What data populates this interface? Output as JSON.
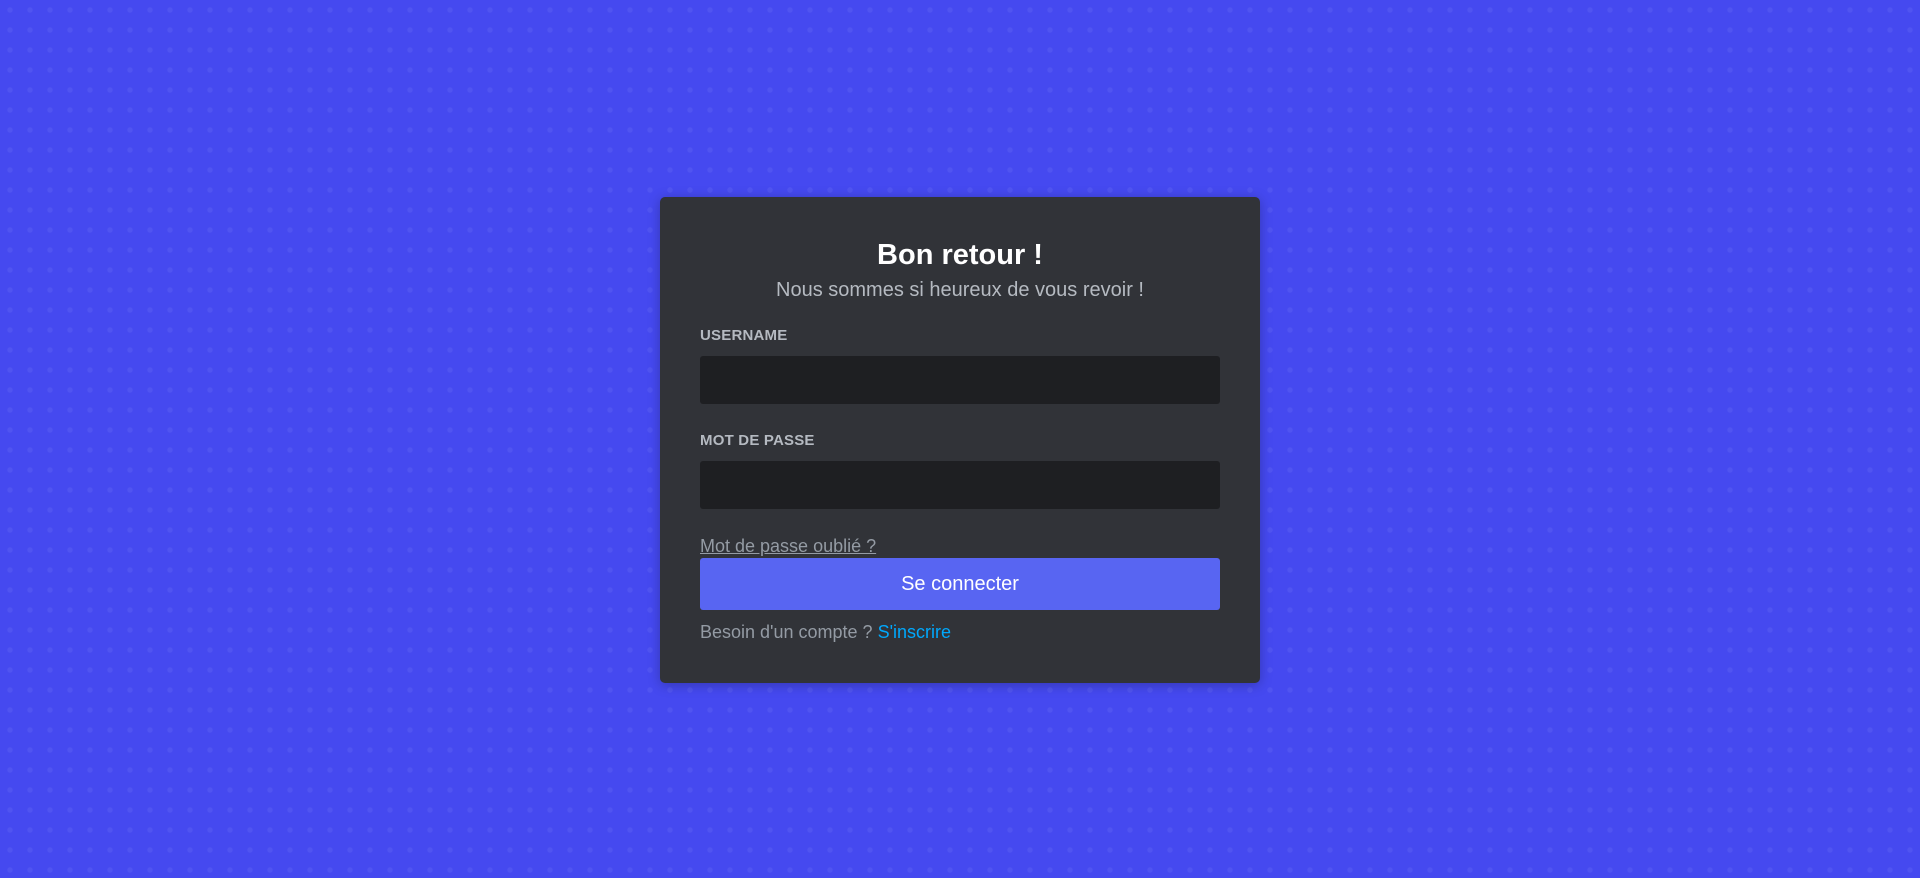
{
  "login": {
    "title": "Bon retour !",
    "subtitle": "Nous sommes si heureux de vous revoir !",
    "username": {
      "label": "USERNAME",
      "value": "",
      "placeholder": ""
    },
    "password": {
      "label": "MOT DE PASSE",
      "value": "",
      "placeholder": ""
    },
    "forgot_password_link": "Mot de passe oublié ?",
    "submit_label": "Se connecter",
    "register_prompt": "Besoin d'un compte ?",
    "register_link": "S'inscrire"
  },
  "colors": {
    "background": "#4549f0",
    "card": "#313338",
    "input": "#1e1f22",
    "button": "#5865f2",
    "link": "#00a8fc"
  }
}
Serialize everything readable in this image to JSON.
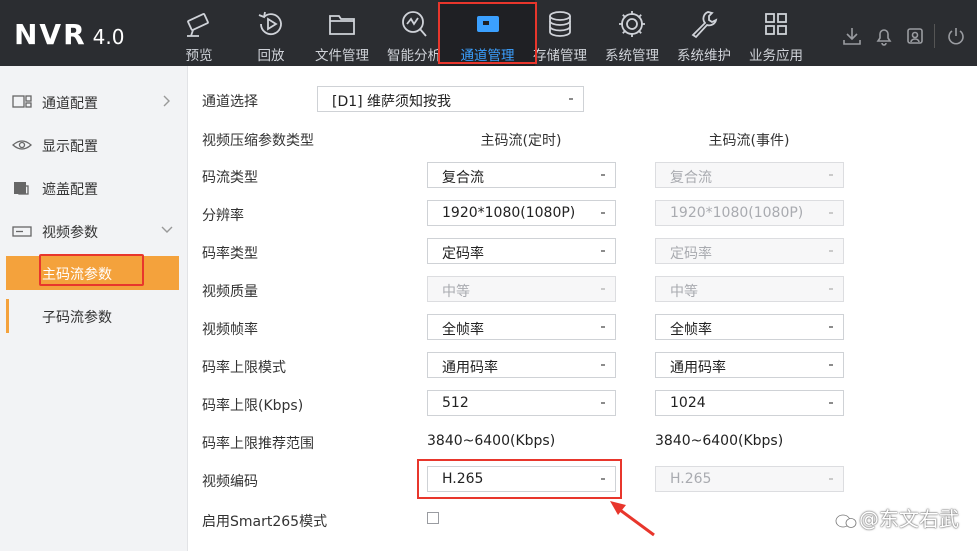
{
  "app": {
    "logo_main": "NVR",
    "logo_version": "4.0"
  },
  "nav": [
    {
      "label": "预览",
      "icon": "camera-icon"
    },
    {
      "label": "回放",
      "icon": "replay-icon"
    },
    {
      "label": "文件管理",
      "icon": "folder-icon"
    },
    {
      "label": "智能分析",
      "icon": "analysis-icon"
    },
    {
      "label": "通道管理",
      "icon": "channel-camera-icon",
      "active": true
    },
    {
      "label": "存储管理",
      "icon": "database-icon"
    },
    {
      "label": "系统管理",
      "icon": "gear-icon"
    },
    {
      "label": "系统维护",
      "icon": "wrench-icon"
    },
    {
      "label": "业务应用",
      "icon": "apps-grid-icon"
    }
  ],
  "tools": [
    "download-icon",
    "bell-icon",
    "user-card-icon",
    "power-icon"
  ],
  "sidebar": {
    "items": [
      {
        "label": "通道配置",
        "icon": "channel-config-icon",
        "chevron": "right"
      },
      {
        "label": "显示配置",
        "icon": "eye-icon",
        "chevron": ""
      },
      {
        "label": "遮盖配置",
        "icon": "mask-icon",
        "chevron": ""
      },
      {
        "label": "视频参数",
        "icon": "video-param-icon",
        "chevron": "down"
      }
    ],
    "sub_items": [
      {
        "label": "主码流参数",
        "active": true
      },
      {
        "label": "子码流参数",
        "active": false
      }
    ]
  },
  "form": {
    "channel_select_label": "通道选择",
    "channel_select_value": "[D1] 维萨须知按我",
    "compress_type_label": "视频压缩参数类型",
    "col_timed": "主码流(定时)",
    "col_event": "主码流(事件)",
    "rows": [
      {
        "label": "码流类型",
        "timed": "复合流",
        "timed_disabled": false,
        "event": "复合流",
        "event_disabled": true
      },
      {
        "label": "分辨率",
        "timed": "1920*1080(1080P)",
        "timed_disabled": false,
        "event": "1920*1080(1080P)",
        "event_disabled": true
      },
      {
        "label": "码率类型",
        "timed": "定码率",
        "timed_disabled": false,
        "event": "定码率",
        "event_disabled": true
      },
      {
        "label": "视频质量",
        "timed": "中等",
        "timed_disabled": true,
        "event": "中等",
        "event_disabled": true
      },
      {
        "label": "视频帧率",
        "timed": "全帧率",
        "timed_disabled": false,
        "event": "全帧率",
        "event_disabled": false
      },
      {
        "label": "码率上限模式",
        "timed": "通用码率",
        "timed_disabled": false,
        "event": "通用码率",
        "event_disabled": false
      },
      {
        "label": "码率上限(Kbps)",
        "timed": "512",
        "timed_disabled": false,
        "event": "1024",
        "event_disabled": false
      }
    ],
    "range_label": "码率上限推荐范围",
    "range_timed": "3840~6400(Kbps)",
    "range_event": "3840~6400(Kbps)",
    "codec_label": "视频编码",
    "codec_timed": "H.265",
    "codec_event": "H.265",
    "smart_label": "启用Smart265模式"
  },
  "watermark": "@东文右武",
  "colors": {
    "accent_orange": "#f4a23c",
    "highlight_red": "#e8362c",
    "topbar": "#2b2d31",
    "active_blue": "#3ba0ff"
  }
}
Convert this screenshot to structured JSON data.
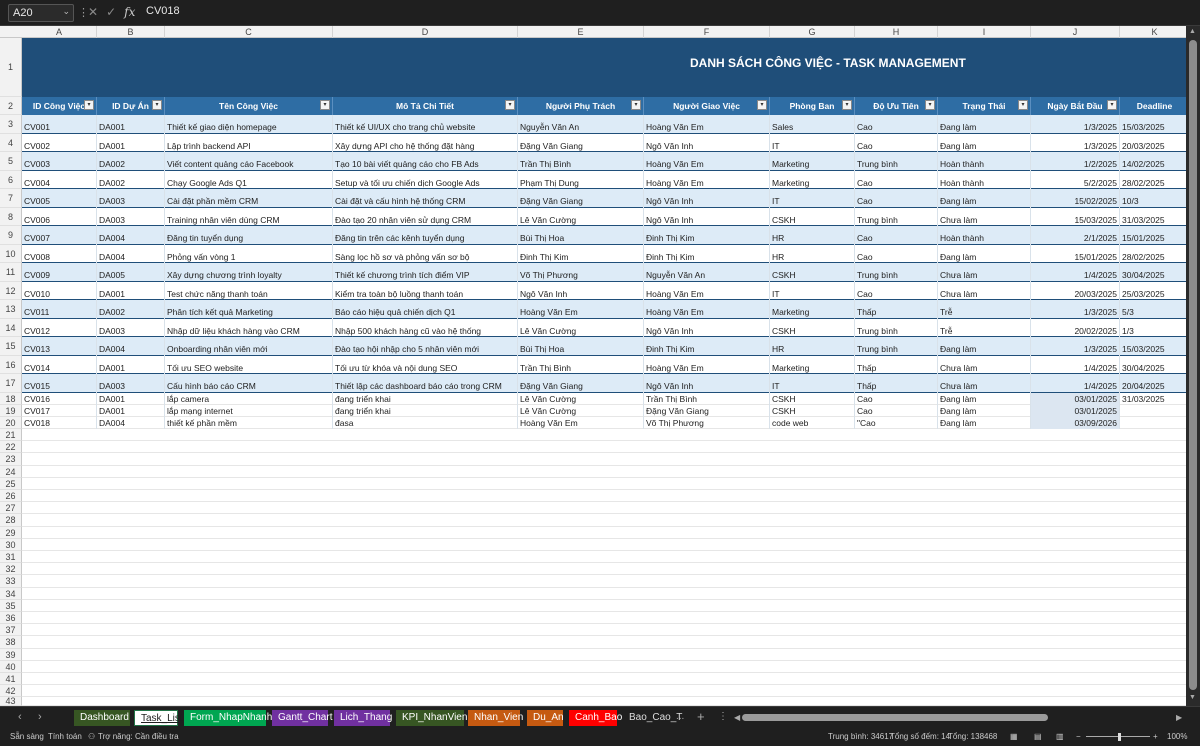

**Set problem**
Apart from the pictures, the entries above are to be repeated in full and exactly.

**The answer**
What data populates this interface? Output as JSON.
{
  "login": {
    "title": "Bon retour !",
    "subtitle": "Nous sommes si heureux de vous revoir !",
    "username": {
      "label": "USERNAME",
      "value": "",
      "placeholder": ""
    },
    "password": {
      "label": "MOT DE PASSE",
      "value": "",
      "placeholder": ""
    },
    "forgot_password_link": "Mot de passe oublié ?",
    "submit_label": "Se connecter",
    "register_prompt": "Besoin d'un compte ?",
    "register_link": "S'inscrire"
  },
  "colors": {
    "background": "#4549f0",
    "card": "#313338",
    "input": "#1e1f22",
    "button": "#5865f2",
    "link": "#00a8fc"
  }
}
Serialize everything readable in this image to JSON.
{
  "app": {
    "logo_main": "NVR",
    "logo_version": "4.0"
  },
  "nav": [
    {
      "label": "预览",
      "icon": "camera-icon"
    },
    {
      "label": "回放",
      "icon": "replay-icon"
    },
    {
      "label": "文件管理",
      "icon": "folder-icon"
    },
    {
      "label": "智能分析",
      "icon": "analysis-icon"
    },
    {
      "label": "通道管理",
      "icon": "channel-camera-icon",
      "active": true
    },
    {
      "label": "存储管理",
      "icon": "database-icon"
    },
    {
      "label": "系统管理",
      "icon": "gear-icon"
    },
    {
      "label": "系统维护",
      "icon": "wrench-icon"
    },
    {
      "label": "业务应用",
      "icon": "apps-grid-icon"
    }
  ],
  "tools": [
    "download-icon",
    "bell-icon",
    "user-card-icon",
    "power-icon"
  ],
  "sidebar": {
    "items": [
      {
        "label": "通道配置",
        "icon": "channel-config-icon",
        "chevron": "right"
      },
      {
        "label": "显示配置",
        "icon": "eye-icon",
        "chevron": ""
      },
      {
        "label": "遮盖配置",
        "icon": "mask-icon",
        "chevron": ""
      },
      {
        "label": "视频参数",
        "icon": "video-param-icon",
        "chevron": "down"
      }
    ],
    "sub_items": [
      {
        "label": "主码流参数",
        "active": true
      },
      {
        "label": "子码流参数",
        "active": false
      }
    ]
  },
  "form": {
    "channel_select_label": "通道选择",
    "channel_select_value": "[D1] 维萨须知按我",
    "compress_type_label": "视频压缩参数类型",
    "col_timed": "主码流(定时)",
    "col_event": "主码流(事件)",
    "rows": [
      {
        "label": "码流类型",
        "timed": "复合流",
        "timed_disabled": false,
        "event": "复合流",
        "event_disabled": true
      },
      {
        "label": "分辨率",
        "timed": "1920*1080(1080P)",
        "timed_disabled": false,
        "event": "1920*1080(1080P)",
        "event_disabled": true
      },
      {
        "label": "码率类型",
        "timed": "定码率",
        "timed_disabled": false,
        "event": "定码率",
        "event_disabled": true
      },
      {
        "label": "视频质量",
        "timed": "中等",
        "timed_disabled": true,
        "event": "中等",
        "event_disabled": true
      },
      {
        "label": "视频帧率",
        "timed": "全帧率",
        "timed_disabled": false,
        "event": "全帧率",
        "event_disabled": false
      },
      {
        "label": "码率上限模式",
        "timed": "通用码率",
        "timed_disabled": false,
        "event": "通用码率",
        "event_disabled": false
      },
      {
        "label": "码率上限(Kbps)",
        "timed": "512",
        "timed_disabled": false,
        "event": "1024",
        "event_disabled": false
      }
    ],
    "range_label": "码率上限推荐范围",
    "range_timed": "3840~6400(Kbps)",
    "range_event": "3840~6400(Kbps)",
    "codec_label": "视频编码",
    "codec_timed": "H.265",
    "codec_event": "H.265",
    "smart_label": "启用Smart265模式"
  },
  "watermark": "@东文右武",
  "colors": {
    "accent_orange": "#f4a23c",
    "highlight_red": "#e8362c",
    "topbar": "#2b2d31",
    "active_blue": "#3ba0ff"
  }
}
Convert this screenshot to structured JSON data.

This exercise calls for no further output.